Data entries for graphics
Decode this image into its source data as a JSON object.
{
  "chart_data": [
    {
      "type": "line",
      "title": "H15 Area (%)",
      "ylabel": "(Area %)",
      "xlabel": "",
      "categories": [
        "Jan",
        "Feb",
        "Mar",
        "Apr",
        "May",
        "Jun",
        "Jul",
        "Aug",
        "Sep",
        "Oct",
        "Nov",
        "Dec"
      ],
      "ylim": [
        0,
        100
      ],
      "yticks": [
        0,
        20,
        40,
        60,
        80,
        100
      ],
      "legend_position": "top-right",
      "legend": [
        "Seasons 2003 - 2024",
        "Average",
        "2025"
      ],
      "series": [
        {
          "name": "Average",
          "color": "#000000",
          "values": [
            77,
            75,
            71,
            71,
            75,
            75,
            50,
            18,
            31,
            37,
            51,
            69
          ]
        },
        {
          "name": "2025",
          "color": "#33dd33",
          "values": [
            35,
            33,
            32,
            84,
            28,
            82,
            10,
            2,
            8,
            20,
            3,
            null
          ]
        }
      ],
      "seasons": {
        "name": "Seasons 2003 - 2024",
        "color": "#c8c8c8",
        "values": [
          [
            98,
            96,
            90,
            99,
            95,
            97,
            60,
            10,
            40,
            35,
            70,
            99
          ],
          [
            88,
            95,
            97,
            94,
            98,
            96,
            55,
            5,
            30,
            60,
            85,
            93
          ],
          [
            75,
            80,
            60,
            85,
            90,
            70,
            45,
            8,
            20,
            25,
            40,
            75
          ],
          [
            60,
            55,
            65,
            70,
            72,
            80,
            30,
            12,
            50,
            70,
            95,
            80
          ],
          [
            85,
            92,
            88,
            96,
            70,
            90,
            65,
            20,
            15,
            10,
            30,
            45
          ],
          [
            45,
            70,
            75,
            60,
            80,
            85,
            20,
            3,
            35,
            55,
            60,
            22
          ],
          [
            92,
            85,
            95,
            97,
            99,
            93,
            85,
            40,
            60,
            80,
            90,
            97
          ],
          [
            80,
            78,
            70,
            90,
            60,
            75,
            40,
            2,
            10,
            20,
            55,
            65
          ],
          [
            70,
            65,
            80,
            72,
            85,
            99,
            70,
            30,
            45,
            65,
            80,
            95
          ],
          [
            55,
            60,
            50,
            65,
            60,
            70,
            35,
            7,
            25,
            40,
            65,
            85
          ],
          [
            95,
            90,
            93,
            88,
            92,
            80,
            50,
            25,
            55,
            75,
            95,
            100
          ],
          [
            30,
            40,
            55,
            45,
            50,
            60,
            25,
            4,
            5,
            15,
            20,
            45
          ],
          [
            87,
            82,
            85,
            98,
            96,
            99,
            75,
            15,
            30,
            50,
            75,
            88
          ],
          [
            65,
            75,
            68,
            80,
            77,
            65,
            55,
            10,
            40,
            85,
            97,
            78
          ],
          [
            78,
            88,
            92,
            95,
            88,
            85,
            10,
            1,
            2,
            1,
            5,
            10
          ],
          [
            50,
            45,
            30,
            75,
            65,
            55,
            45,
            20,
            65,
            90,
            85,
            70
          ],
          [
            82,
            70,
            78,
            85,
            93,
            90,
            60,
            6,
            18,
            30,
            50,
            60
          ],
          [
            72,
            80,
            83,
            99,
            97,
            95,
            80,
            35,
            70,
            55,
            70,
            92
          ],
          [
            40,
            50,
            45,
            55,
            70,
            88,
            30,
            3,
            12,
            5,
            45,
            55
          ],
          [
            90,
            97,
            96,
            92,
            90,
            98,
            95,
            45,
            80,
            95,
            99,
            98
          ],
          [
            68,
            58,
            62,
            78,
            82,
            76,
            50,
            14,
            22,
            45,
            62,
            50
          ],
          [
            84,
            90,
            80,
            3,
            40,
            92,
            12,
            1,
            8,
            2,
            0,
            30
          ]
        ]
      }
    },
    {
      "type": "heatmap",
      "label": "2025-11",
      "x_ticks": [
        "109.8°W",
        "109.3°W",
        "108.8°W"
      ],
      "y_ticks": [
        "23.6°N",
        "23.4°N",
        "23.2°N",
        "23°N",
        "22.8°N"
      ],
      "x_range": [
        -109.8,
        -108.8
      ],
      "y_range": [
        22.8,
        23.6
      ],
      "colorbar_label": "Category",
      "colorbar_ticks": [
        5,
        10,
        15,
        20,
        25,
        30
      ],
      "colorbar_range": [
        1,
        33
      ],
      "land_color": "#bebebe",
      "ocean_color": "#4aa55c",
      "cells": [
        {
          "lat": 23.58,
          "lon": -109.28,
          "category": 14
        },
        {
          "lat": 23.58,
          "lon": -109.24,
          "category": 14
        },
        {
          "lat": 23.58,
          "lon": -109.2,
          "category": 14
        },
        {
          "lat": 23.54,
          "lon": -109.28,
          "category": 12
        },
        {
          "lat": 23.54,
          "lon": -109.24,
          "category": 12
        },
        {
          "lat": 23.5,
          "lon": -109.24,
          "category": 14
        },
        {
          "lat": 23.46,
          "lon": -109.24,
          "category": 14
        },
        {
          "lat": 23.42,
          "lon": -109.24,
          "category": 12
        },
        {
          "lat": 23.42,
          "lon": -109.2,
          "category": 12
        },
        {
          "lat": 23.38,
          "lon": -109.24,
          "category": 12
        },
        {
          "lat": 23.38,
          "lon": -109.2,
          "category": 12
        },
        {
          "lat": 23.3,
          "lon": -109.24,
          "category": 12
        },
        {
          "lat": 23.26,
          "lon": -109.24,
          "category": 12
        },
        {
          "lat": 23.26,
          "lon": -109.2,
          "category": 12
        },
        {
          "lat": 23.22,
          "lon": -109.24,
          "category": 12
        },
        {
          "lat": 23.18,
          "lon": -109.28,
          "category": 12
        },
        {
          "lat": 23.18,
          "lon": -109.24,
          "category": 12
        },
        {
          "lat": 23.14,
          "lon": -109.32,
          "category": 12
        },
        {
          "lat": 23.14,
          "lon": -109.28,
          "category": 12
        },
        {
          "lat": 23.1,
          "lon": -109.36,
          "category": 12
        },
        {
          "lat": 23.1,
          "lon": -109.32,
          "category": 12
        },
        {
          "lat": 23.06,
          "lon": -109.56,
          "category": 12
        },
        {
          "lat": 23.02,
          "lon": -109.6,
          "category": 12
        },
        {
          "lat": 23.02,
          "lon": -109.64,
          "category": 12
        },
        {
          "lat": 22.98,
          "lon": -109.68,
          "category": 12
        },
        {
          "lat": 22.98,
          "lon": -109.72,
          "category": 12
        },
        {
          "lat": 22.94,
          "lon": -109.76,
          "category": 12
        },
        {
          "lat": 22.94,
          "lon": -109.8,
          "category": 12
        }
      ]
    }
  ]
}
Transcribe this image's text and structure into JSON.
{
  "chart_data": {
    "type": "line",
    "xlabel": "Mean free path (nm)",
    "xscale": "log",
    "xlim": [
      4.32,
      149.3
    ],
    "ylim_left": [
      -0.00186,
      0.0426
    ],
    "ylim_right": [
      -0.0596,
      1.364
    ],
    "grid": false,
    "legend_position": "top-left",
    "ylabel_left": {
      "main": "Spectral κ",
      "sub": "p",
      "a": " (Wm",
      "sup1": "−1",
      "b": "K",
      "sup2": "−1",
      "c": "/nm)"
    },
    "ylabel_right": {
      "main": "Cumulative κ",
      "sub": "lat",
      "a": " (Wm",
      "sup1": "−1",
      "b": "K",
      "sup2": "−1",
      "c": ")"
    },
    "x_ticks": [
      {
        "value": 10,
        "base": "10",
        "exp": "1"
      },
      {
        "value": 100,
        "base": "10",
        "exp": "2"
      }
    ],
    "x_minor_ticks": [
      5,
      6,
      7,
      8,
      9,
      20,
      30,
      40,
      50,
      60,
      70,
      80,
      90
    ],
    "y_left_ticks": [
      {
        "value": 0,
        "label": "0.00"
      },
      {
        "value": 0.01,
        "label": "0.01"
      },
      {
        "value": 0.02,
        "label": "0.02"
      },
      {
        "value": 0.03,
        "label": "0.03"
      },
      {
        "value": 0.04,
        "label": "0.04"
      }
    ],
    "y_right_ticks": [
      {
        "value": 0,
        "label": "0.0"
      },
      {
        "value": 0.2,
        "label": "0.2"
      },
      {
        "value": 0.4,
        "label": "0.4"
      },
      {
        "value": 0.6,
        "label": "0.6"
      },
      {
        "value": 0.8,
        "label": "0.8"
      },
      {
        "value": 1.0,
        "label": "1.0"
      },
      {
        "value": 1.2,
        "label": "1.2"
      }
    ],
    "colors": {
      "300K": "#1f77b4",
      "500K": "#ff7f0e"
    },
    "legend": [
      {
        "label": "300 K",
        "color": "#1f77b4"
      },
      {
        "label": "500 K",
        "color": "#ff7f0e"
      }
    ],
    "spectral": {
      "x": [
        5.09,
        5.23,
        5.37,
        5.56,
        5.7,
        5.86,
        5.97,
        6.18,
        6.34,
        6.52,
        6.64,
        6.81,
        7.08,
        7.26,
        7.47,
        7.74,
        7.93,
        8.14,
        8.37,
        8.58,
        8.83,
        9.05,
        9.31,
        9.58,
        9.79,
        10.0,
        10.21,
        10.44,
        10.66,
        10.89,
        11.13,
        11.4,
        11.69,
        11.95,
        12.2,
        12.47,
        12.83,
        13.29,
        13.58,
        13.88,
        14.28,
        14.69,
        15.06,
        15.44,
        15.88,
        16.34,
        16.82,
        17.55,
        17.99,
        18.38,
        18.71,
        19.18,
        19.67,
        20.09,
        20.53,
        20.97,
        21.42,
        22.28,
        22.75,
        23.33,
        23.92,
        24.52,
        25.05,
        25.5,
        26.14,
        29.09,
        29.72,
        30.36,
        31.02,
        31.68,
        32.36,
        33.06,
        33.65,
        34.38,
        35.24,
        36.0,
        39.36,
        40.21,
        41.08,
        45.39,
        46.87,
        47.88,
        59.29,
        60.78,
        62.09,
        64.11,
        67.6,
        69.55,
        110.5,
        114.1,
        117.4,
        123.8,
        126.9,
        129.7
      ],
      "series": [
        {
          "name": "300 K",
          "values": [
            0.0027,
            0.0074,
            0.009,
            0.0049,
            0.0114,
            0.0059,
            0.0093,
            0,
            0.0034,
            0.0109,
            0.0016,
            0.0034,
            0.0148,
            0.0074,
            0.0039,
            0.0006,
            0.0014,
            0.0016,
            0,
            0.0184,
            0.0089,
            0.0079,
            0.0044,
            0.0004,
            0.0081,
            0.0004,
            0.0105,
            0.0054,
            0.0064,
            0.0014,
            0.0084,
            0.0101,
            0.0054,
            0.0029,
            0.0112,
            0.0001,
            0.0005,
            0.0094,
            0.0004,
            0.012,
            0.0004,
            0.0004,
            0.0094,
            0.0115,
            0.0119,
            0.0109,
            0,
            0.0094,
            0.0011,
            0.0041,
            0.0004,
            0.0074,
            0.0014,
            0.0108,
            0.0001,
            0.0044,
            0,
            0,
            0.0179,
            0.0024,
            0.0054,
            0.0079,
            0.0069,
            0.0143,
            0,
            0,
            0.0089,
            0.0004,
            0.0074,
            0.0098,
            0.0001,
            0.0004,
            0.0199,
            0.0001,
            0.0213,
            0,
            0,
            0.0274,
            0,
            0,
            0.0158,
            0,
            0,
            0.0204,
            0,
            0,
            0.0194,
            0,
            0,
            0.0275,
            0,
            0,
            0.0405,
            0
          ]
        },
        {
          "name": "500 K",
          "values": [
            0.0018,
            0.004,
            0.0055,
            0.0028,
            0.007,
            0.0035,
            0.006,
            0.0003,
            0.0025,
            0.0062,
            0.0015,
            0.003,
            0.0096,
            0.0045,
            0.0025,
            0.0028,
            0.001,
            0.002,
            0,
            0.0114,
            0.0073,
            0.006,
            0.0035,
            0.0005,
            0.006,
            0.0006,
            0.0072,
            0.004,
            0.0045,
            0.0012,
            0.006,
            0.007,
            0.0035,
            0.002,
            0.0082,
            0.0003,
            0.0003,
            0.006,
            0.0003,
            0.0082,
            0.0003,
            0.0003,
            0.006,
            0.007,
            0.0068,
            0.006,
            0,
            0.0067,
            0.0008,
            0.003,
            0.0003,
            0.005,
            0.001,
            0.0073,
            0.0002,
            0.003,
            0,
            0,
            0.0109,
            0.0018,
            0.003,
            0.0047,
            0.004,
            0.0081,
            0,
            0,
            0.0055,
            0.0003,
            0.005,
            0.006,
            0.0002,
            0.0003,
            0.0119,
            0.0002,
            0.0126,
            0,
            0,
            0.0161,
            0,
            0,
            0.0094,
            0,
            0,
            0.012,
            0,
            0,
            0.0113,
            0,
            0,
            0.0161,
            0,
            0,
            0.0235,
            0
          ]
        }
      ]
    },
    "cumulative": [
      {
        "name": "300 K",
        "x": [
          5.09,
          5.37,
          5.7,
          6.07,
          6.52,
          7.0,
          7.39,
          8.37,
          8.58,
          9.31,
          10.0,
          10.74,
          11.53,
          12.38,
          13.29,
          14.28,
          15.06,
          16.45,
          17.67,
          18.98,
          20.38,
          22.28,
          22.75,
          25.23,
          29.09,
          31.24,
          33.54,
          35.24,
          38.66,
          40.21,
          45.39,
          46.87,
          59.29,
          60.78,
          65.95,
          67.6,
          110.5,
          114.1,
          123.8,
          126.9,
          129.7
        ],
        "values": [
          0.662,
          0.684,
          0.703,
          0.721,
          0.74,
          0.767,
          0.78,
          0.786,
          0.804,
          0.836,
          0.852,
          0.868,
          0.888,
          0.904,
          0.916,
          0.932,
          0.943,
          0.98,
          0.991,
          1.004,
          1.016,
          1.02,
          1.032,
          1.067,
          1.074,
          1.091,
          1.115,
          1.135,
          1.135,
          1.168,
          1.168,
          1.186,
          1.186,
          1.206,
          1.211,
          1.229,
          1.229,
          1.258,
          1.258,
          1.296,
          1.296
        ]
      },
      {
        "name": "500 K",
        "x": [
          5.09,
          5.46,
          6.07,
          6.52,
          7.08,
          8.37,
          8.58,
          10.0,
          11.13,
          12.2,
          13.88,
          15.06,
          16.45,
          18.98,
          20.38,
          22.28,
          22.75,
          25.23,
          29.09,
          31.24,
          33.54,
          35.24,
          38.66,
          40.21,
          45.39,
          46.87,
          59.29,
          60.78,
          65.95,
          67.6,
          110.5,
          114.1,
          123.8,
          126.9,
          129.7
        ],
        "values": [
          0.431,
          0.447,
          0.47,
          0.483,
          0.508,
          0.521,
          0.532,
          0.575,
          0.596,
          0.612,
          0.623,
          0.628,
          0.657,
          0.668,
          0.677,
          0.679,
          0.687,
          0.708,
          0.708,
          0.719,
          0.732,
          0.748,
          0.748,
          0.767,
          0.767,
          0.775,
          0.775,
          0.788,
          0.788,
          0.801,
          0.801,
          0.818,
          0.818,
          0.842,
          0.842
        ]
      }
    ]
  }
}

Directive: Identify every line above that includes the word "into", and show those lines.

Final answer:
Decode this image into its source data as a JSON object.
Transcribe this image's text and structure into JSON.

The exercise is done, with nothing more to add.